> Texto extraído
Bufete de Informaciones Especiales y Noticias
ARGENTINA

Medios de desinformación pública

Por Ciro Annicchiarico (*) Correo

Rebanadas de Realidad - Buenos Aires, 11/07/07.- El pasado lunes 9 de julio, fecha Patria y también histórica por la nieve, por esas cosas que denomino inercia de control remoto (fenómeno contrario al zapping) dejé sintonizada la señal de TN cuando empezó el programa Desde el llano conducido por Joaquín Morales Solá. De entrada me sorprendió advertir que el programa entero está configurado como un escenario de oposición política al gobierno nacional. No es un programa de información política, sino de propaganda política. Tal vez no debiera aclararse, pero por las dudas lo hago: un programa de propaganda de oposición política de derecha, no de izquierda.

Llamativamente -no recuerdo si siempre fue así ya que trato de informarme por otras vías más serias-, hasta el fondo del decorado era totalmente amarillo, de un amarillo profundamente parecido al amarillo de los decorados más conservadores. Pero quiero detenerme, más que en los colores del decorado, en realidad en el contenido de uno de sus bloques, el que el programa Desde el llano le dedicó al tema de la "crisis energética" como de entrada se lo denominó, condicionando ya desde el título no con una presentación objetiva del tema sino con una opinión. No se habla de situación energética o estado de la producción energética, no, se habla directamente de crisis energética.

Entradas de la colección

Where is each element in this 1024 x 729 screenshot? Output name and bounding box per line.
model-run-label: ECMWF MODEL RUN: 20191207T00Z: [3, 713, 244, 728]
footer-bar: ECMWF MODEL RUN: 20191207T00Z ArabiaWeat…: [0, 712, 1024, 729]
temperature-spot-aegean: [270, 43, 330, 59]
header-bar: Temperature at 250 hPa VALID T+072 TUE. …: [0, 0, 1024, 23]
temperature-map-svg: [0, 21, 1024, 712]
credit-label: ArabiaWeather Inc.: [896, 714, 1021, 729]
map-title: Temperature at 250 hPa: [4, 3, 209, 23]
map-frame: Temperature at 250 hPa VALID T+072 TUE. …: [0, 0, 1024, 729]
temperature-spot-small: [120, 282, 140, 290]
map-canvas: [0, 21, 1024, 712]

> Requisitos del problema
Por favor, reproduce sin cambios el pasaje del artículo sobre los medios de desinformación que va de "Rebanadas de Realidad" a "no de izquierda.". Trabaja solo con el artículo sobre los medios de desinformación, sin recurrir a los datos.

> Tarea resuelta
Rebanadas de Realidad - Buenos Aires, 11/07/07.- El pasado lunes 9 de julio, fecha Patria y también histórica por la nieve, por esas cosas que denomino inercia de control remoto (fenómeno contrario al zapping) dejé sintonizada la señal de TN cuando empezó el programa Desde el llano conducido por Joaquín Morales Solá. De entrada me sorprendió advertir que el programa entero está configurado como un escenario de oposición política al gobierno nacional. No es un programa de información política, sino de propaganda política. Tal vez no debiera aclararse, pero por las dudas lo hago: un programa de propaganda de oposición política de derecha, no de izquierda.